Output every entry exactly, from the first line to the last.

##### MATERIAL SUPPLIED

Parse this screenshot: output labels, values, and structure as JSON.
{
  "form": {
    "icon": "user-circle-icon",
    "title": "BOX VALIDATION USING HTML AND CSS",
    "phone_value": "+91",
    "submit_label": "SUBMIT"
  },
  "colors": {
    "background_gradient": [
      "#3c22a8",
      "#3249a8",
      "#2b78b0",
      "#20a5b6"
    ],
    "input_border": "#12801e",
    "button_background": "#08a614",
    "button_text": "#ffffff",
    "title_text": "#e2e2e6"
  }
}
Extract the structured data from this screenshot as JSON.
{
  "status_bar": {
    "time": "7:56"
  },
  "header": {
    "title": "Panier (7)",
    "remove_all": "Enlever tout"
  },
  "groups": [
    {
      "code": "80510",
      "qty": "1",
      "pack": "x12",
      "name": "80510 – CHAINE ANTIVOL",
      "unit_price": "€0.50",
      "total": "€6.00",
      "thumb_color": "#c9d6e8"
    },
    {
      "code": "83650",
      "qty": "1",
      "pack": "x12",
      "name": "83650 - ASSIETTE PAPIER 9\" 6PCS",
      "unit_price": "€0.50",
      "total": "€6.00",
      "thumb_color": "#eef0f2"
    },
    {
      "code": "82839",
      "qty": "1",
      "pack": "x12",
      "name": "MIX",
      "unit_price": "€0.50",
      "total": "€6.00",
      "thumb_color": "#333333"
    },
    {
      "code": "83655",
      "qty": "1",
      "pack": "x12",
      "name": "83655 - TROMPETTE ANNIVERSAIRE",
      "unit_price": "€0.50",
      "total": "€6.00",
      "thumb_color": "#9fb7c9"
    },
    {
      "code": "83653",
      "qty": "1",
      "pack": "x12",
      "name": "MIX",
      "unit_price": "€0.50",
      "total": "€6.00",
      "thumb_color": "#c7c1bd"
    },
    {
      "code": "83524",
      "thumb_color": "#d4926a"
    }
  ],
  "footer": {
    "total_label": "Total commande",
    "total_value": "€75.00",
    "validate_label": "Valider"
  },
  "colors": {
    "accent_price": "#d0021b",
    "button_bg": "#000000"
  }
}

##########

PROBLEM SOLUTION.
Parse this screenshot: output labels, values, and structure as JSON.
{
  "form": {
    "icon": "user-circle-icon",
    "title": "BOX VALIDATION USING HTML AND CSS",
    "phone_value": "+91",
    "submit_label": "SUBMIT"
  },
  "colors": {
    "background_gradient": [
      "#3c22a8",
      "#3249a8",
      "#2b78b0",
      "#20a5b6"
    ],
    "input_border": "#12801e",
    "button_background": "#08a614",
    "button_text": "#ffffff",
    "title_text": "#e2e2e6"
  }
}
Extract the structured data from this screenshot as JSON.
{
  "status_bar": {
    "time": "7:56"
  },
  "header": {
    "title": "Panier (7)",
    "remove_all": "Enlever tout"
  },
  "groups": [
    {
      "code": "80510",
      "qty": "1",
      "pack": "x12",
      "name": "80510 – CHAINE ANTIVOL",
      "unit_price": "€0.50",
      "total": "€6.00",
      "thumb_color": "#c9d6e8"
    },
    {
      "code": "83650",
      "qty": "1",
      "pack": "x12",
      "name": "83650 - ASSIETTE PAPIER 9\" 6PCS",
      "unit_price": "€0.50",
      "total": "€6.00",
      "thumb_color": "#eef0f2"
    },
    {
      "code": "82839",
      "qty": "1",
      "pack": "x12",
      "name": "MIX",
      "unit_price": "€0.50",
      "total": "€6.00",
      "thumb_color": "#333333"
    },
    {
      "code": "83655",
      "qty": "1",
      "pack": "x12",
      "name": "83655 - TROMPETTE ANNIVERSAIRE",
      "unit_price": "€0.50",
      "total": "€6.00",
      "thumb_color": "#9fb7c9"
    },
    {
      "code": "83653",
      "qty": "1",
      "pack": "x12",
      "name": "MIX",
      "unit_price": "€0.50",
      "total": "€6.00",
      "thumb_color": "#c7c1bd"
    },
    {
      "code": "83524",
      "thumb_color": "#d4926a"
    }
  ],
  "footer": {
    "total_label": "Total commande",
    "total_value": "€75.00",
    "validate_label": "Valider"
  },
  "colors": {
    "accent_price": "#d0021b",
    "button_bg": "#000000"
  }
}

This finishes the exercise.